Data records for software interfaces

================================

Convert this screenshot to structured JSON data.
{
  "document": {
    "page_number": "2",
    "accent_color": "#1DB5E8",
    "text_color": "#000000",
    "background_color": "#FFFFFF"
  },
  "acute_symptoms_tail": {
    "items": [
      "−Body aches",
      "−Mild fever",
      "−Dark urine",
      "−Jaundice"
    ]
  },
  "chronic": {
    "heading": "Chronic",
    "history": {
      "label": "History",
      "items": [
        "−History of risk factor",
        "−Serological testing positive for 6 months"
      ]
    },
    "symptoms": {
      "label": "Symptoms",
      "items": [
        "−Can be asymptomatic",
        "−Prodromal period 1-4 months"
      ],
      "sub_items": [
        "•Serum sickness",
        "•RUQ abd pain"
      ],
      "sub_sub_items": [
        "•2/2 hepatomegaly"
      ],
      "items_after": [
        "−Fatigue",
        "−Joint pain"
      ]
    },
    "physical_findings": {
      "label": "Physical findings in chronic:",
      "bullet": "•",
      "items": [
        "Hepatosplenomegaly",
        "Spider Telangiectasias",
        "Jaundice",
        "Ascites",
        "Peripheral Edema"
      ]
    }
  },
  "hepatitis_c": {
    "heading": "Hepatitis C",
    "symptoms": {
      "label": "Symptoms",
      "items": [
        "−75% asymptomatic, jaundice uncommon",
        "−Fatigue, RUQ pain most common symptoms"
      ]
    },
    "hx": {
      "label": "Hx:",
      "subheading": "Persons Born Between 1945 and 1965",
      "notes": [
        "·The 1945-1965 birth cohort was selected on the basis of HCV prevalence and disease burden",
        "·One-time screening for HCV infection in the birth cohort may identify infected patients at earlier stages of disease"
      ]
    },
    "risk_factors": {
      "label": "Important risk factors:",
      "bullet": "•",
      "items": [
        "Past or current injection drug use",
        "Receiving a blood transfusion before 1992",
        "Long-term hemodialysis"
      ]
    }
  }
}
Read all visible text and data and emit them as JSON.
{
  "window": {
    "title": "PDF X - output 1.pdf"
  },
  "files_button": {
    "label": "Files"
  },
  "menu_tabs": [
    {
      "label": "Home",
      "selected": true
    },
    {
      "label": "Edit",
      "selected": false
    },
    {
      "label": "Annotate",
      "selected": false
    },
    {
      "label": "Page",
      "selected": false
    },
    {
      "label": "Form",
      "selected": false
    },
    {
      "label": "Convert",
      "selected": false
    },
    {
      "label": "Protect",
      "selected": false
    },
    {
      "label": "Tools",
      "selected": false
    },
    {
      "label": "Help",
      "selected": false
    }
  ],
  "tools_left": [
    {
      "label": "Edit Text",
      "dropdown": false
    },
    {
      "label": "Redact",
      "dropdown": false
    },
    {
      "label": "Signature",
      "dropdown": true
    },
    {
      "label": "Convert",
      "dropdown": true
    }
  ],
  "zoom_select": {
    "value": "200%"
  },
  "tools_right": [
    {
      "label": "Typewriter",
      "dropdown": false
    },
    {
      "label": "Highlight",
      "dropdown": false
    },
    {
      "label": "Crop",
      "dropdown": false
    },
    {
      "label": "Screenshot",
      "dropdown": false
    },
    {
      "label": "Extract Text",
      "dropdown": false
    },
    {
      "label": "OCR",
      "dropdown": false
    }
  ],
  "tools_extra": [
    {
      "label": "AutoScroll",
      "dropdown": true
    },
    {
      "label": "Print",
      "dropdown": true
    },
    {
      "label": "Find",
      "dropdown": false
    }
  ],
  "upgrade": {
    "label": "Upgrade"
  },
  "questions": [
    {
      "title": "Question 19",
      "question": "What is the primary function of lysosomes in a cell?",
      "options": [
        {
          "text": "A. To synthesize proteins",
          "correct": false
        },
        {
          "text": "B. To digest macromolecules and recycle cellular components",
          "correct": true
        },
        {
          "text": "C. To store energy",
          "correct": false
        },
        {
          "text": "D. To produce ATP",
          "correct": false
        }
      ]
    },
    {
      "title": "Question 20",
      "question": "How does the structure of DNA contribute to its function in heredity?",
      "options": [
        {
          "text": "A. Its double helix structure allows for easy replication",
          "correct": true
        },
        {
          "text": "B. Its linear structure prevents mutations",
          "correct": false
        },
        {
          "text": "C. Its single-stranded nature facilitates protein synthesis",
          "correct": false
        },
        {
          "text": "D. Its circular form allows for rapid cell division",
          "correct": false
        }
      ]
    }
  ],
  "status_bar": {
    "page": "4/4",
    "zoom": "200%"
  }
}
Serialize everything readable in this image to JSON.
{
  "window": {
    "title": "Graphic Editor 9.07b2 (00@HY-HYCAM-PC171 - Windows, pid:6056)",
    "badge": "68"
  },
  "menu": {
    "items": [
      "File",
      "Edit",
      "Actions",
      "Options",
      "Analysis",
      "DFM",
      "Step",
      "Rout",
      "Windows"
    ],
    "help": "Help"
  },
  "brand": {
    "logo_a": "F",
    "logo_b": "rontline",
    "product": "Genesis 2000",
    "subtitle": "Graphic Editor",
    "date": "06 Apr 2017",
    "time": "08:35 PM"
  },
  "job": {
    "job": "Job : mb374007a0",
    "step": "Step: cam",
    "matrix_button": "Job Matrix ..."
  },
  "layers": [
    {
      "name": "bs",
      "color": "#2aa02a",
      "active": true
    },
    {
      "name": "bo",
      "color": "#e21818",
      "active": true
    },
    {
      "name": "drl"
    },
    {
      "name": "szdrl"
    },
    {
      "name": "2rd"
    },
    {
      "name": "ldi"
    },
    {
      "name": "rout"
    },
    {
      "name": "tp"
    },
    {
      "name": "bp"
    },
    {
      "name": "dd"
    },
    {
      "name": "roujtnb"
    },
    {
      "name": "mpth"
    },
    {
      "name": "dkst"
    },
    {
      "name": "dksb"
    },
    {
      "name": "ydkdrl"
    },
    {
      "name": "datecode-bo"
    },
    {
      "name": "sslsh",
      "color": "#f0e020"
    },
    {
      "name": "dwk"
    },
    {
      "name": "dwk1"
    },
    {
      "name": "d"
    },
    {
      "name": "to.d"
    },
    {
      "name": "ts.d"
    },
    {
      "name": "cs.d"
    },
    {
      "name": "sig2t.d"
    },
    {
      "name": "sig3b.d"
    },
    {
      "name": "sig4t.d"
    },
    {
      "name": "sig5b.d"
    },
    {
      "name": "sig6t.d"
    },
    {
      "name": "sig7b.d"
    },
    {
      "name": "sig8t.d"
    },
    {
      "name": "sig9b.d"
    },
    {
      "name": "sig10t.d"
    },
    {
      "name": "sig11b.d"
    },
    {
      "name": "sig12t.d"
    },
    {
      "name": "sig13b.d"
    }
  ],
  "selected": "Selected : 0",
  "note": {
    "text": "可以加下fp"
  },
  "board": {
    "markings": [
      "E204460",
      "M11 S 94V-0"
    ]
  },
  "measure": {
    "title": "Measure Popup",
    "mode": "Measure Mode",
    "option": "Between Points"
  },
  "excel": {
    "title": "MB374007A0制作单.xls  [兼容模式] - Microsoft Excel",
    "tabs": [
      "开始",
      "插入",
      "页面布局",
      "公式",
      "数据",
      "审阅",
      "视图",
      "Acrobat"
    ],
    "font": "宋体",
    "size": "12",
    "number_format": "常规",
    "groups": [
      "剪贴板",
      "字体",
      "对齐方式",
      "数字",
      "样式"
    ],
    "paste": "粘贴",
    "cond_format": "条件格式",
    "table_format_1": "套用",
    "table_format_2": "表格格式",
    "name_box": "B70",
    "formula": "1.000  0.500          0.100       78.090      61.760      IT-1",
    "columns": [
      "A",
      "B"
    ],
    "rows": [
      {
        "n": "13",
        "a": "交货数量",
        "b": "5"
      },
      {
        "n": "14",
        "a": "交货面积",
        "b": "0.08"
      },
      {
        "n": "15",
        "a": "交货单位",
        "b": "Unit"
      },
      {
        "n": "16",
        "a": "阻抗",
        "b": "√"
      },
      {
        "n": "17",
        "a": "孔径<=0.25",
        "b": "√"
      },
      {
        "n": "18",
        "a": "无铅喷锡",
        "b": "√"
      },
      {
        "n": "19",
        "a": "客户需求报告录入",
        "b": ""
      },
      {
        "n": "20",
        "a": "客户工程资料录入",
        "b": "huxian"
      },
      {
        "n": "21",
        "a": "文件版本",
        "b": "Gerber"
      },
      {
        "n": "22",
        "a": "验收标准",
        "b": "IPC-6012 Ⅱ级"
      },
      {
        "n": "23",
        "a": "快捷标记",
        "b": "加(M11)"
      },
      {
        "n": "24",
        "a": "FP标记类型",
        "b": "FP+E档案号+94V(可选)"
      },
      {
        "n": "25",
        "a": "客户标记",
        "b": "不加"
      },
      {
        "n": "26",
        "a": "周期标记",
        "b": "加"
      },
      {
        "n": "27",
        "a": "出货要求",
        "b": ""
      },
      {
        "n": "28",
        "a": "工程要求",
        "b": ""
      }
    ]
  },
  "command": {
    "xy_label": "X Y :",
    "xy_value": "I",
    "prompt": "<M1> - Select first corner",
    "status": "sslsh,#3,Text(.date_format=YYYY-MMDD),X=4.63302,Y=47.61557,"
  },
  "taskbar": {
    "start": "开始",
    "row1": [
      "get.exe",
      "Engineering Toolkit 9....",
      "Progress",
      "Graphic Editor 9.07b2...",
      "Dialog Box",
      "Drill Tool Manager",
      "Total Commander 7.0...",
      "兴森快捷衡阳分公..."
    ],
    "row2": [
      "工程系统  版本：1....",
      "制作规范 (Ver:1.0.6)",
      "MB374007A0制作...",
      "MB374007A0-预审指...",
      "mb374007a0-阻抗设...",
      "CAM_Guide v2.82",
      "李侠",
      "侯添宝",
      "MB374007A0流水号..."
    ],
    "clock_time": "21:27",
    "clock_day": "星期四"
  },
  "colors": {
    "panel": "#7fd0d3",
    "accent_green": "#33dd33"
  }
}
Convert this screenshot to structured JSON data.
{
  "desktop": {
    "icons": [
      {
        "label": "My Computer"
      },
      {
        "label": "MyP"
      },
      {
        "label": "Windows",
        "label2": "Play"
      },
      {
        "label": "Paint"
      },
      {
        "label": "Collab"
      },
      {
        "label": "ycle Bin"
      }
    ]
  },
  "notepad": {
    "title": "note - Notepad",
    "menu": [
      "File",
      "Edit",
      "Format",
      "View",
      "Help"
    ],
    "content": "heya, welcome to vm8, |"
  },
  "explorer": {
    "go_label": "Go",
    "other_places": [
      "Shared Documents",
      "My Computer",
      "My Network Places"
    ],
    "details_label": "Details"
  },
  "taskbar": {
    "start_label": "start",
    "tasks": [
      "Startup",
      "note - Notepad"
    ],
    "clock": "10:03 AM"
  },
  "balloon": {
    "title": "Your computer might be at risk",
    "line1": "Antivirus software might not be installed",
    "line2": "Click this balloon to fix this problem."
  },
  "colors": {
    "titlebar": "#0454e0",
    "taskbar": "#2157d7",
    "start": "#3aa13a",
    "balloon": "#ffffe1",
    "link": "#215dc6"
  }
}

================================

What you should do - Using the records above, report each line that contains the word "function" by copying it.

Response to this task -
      "question": "What is the primary function of lysosomes in a cell?",
      "question": "How does the structure of DNA contribute to its function in heredity?",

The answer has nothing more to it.